▸ Tâche écrite
Veuillez transcrire à l'identique les lignes allant de la toute première jusqu'à celle qui contient « q1-label: Câu 1: (2,0 », cette dernière comprise.

── Relevé ──

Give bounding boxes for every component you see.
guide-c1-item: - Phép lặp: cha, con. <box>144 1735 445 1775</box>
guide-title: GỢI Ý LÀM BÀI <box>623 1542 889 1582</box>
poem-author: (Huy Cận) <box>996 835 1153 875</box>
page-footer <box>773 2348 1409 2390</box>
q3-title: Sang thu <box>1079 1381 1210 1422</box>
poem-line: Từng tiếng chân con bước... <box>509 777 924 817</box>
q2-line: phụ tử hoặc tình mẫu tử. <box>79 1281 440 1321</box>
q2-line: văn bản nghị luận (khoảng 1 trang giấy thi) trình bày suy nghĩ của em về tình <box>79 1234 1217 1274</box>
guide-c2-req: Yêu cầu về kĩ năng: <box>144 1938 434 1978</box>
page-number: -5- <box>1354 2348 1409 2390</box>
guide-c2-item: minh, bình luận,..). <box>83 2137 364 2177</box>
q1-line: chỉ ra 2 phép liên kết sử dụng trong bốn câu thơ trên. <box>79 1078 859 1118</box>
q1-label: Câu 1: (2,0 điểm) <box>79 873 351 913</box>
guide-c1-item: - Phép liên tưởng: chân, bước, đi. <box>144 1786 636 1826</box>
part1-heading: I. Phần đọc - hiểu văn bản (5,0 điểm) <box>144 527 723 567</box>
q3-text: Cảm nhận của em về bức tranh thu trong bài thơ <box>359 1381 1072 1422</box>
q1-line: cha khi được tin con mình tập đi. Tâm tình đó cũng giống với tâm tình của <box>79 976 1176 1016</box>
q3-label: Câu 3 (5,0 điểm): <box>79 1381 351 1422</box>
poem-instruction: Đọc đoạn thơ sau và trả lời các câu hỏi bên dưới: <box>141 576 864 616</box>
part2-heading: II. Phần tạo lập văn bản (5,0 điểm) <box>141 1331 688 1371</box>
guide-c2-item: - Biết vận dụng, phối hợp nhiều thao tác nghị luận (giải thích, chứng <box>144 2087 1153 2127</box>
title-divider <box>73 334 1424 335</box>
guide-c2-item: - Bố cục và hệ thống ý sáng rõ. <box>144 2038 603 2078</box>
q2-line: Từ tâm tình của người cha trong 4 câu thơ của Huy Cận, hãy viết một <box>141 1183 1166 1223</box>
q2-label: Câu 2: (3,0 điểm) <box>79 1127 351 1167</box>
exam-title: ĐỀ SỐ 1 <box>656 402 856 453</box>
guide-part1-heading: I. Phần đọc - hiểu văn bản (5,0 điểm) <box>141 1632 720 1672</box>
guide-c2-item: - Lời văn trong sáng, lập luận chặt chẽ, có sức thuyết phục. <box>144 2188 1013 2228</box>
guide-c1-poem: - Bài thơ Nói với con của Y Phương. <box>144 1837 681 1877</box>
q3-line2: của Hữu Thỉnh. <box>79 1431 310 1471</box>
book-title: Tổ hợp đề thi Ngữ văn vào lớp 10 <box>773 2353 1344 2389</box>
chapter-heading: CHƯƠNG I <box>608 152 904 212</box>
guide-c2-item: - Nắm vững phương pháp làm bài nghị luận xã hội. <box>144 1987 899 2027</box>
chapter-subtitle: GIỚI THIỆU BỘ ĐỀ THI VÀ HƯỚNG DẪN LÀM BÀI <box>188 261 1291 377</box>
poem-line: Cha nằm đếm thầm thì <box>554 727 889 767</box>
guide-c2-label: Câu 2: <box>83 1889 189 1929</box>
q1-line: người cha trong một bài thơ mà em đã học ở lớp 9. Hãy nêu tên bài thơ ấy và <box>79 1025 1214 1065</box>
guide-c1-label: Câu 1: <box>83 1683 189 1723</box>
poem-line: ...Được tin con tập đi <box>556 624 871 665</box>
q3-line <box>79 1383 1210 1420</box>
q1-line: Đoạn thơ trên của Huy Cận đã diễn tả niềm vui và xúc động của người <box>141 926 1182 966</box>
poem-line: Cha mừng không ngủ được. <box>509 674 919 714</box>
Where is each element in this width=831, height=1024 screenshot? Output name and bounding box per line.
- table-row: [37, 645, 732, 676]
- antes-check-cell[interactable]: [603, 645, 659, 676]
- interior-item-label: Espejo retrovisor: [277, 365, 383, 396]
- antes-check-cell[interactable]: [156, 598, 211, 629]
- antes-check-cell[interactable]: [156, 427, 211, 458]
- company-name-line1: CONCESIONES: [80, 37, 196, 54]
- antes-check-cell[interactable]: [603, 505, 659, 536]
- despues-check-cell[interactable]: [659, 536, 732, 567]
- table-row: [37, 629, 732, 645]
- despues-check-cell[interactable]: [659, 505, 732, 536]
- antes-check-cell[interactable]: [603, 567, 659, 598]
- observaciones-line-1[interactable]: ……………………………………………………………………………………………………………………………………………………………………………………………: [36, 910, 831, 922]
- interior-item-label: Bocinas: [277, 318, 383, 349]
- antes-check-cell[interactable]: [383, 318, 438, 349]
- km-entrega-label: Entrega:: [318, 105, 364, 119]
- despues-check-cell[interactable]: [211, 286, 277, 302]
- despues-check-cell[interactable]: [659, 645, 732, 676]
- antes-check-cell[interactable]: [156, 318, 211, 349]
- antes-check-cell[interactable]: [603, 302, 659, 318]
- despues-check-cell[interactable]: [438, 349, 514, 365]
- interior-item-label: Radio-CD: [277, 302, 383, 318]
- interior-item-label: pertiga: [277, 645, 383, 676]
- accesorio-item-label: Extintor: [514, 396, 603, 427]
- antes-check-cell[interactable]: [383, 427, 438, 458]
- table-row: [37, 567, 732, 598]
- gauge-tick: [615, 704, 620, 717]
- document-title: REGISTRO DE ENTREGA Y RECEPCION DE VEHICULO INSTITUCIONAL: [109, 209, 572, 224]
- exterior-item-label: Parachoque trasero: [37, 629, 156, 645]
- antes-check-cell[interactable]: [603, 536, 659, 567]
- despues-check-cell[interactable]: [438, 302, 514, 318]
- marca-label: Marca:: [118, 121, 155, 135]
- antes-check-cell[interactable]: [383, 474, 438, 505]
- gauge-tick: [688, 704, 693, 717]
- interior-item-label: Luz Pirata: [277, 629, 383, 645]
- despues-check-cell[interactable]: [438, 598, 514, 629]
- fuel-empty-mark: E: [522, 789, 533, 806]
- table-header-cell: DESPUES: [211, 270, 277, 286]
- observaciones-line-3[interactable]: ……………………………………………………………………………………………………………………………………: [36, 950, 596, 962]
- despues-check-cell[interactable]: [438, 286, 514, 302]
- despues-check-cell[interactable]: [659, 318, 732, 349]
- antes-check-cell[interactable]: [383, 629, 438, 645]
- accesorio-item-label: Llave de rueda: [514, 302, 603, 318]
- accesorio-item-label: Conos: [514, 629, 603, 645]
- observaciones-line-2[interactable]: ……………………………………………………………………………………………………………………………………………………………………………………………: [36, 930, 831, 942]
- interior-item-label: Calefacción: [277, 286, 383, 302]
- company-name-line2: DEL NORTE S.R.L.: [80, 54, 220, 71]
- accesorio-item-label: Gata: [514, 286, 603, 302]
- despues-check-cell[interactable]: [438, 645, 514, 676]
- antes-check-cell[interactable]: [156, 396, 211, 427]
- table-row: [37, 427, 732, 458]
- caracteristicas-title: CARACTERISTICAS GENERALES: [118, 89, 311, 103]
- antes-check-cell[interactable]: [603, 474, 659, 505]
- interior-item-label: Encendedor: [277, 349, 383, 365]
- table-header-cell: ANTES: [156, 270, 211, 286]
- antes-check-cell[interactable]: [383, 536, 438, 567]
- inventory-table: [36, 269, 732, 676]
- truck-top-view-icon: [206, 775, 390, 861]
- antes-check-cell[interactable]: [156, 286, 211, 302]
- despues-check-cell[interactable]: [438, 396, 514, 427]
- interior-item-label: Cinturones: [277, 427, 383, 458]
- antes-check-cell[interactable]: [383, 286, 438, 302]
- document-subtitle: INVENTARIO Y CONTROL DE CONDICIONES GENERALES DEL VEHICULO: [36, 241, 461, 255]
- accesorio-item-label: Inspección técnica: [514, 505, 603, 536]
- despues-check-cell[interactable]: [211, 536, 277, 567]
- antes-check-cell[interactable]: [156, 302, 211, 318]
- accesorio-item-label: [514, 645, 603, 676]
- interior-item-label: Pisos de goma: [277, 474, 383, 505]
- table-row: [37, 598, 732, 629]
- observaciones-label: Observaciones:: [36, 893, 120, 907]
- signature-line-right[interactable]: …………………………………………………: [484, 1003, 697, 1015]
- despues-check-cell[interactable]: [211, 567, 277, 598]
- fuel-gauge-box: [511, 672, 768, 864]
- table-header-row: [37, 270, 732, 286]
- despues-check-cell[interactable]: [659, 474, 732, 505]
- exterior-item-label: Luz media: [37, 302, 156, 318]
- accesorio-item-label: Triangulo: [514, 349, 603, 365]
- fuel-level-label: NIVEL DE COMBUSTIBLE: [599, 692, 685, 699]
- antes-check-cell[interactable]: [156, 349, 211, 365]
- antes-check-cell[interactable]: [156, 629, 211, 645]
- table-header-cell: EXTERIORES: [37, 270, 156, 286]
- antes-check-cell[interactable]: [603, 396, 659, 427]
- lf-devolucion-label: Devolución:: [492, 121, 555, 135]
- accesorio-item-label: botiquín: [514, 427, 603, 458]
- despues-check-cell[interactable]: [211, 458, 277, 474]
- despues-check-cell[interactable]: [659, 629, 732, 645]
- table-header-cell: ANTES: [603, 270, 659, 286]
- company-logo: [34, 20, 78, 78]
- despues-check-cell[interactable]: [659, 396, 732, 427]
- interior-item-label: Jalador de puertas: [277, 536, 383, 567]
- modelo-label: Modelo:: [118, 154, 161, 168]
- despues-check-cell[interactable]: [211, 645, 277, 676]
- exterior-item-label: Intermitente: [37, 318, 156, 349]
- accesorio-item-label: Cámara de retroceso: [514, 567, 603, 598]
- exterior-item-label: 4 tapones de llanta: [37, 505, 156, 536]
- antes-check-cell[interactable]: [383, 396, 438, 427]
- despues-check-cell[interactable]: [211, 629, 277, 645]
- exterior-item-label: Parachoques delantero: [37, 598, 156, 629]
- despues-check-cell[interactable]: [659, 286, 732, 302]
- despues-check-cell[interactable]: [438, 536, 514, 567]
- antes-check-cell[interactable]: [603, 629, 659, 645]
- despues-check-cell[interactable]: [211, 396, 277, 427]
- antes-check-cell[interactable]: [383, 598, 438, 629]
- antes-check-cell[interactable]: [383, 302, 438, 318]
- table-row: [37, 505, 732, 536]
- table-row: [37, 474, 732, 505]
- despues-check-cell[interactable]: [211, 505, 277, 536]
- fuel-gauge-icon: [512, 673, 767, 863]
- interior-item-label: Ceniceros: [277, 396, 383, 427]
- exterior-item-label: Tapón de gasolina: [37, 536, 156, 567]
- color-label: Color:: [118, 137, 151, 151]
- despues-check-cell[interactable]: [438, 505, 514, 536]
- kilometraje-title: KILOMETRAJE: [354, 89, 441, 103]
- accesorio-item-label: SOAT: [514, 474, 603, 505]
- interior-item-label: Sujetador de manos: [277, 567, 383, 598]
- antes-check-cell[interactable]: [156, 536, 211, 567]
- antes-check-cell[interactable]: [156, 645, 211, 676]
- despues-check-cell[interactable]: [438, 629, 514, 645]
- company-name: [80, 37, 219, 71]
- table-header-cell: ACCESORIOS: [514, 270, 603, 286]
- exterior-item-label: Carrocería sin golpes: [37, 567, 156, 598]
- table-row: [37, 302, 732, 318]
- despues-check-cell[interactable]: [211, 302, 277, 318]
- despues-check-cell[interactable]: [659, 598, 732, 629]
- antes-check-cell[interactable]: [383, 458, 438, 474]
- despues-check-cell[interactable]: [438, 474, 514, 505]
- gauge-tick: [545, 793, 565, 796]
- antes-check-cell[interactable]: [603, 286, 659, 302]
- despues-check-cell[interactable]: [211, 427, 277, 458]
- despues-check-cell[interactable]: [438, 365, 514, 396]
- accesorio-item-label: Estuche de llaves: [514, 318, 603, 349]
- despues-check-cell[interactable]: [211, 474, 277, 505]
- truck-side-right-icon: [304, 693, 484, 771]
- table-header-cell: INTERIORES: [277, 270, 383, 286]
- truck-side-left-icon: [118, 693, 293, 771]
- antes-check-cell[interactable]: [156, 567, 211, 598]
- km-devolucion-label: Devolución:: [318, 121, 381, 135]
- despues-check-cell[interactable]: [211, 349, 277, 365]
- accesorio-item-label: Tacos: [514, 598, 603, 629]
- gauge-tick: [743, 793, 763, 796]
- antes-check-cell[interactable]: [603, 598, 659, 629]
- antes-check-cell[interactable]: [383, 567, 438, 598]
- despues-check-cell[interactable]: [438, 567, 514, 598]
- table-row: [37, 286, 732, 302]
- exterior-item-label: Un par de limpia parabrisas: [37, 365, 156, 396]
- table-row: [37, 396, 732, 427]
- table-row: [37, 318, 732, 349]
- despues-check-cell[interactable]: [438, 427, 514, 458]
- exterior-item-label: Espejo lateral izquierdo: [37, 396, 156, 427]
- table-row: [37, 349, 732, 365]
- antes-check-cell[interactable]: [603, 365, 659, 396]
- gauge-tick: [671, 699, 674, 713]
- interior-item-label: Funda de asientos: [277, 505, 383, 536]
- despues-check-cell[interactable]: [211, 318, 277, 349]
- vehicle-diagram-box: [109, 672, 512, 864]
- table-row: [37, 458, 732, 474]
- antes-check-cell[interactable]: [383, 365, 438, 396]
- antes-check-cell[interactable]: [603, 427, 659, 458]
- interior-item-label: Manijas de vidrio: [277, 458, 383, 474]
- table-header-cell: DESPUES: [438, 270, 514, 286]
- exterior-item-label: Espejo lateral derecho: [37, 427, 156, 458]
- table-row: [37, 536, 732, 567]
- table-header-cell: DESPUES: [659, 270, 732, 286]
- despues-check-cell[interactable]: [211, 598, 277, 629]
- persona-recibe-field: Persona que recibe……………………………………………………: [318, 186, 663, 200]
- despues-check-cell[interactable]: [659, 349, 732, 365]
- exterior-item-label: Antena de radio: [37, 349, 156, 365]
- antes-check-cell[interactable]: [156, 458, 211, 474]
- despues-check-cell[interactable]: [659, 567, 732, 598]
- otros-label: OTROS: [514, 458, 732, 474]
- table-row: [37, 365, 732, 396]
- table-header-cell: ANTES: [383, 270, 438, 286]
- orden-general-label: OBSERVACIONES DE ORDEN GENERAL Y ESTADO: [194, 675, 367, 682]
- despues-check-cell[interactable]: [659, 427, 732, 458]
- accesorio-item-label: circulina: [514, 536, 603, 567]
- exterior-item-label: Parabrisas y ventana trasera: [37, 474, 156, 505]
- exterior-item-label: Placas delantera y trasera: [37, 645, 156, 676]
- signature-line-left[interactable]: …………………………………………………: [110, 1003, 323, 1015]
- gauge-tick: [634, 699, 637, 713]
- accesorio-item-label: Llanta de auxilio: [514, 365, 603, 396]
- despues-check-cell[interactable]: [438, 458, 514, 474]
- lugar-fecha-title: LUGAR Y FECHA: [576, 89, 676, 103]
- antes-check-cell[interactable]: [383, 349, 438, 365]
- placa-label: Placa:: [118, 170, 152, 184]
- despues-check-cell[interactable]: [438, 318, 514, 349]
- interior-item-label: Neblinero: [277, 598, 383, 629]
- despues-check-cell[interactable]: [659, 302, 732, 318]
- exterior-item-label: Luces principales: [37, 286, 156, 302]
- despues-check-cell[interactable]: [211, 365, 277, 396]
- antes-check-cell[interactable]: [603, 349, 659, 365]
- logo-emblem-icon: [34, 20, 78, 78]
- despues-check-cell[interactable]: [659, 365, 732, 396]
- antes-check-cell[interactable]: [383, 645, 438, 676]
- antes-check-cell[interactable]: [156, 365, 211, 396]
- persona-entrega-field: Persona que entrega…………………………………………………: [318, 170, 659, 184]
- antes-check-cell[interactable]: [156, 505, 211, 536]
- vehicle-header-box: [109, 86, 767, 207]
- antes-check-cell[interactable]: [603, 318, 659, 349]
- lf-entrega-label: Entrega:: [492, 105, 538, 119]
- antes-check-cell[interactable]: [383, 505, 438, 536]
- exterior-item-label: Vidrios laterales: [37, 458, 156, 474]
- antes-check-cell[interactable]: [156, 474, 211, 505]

───

▸ Solution ci-dessous
Give bounding boxes for every component you see.
guide-c1-item: - Phép lặp: cha, con. <box>144 1735 445 1775</box>
guide-title: GỢI Ý LÀM BÀI <box>623 1542 889 1582</box>
poem-author: (Huy Cận) <box>996 835 1153 875</box>
page-footer <box>773 2348 1409 2390</box>
q3-title: Sang thu <box>1079 1381 1210 1422</box>
poem-line: Từng tiếng chân con bước... <box>509 777 924 817</box>
q2-line: phụ tử hoặc tình mẫu tử. <box>79 1281 440 1321</box>
q2-line: văn bản nghị luận (khoảng 1 trang giấy thi) trình bày suy nghĩ của em về tình <box>79 1234 1217 1274</box>
guide-c2-req: Yêu cầu về kĩ năng: <box>144 1938 434 1978</box>
page-number: -5- <box>1354 2348 1409 2390</box>
guide-c2-item: minh, bình luận,..). <box>83 2137 364 2177</box>
q1-line: chỉ ra 2 phép liên kết sử dụng trong bốn câu thơ trên. <box>79 1078 859 1118</box>
q1-label: Câu 1: (2,0 điểm) <box>79 873 351 913</box>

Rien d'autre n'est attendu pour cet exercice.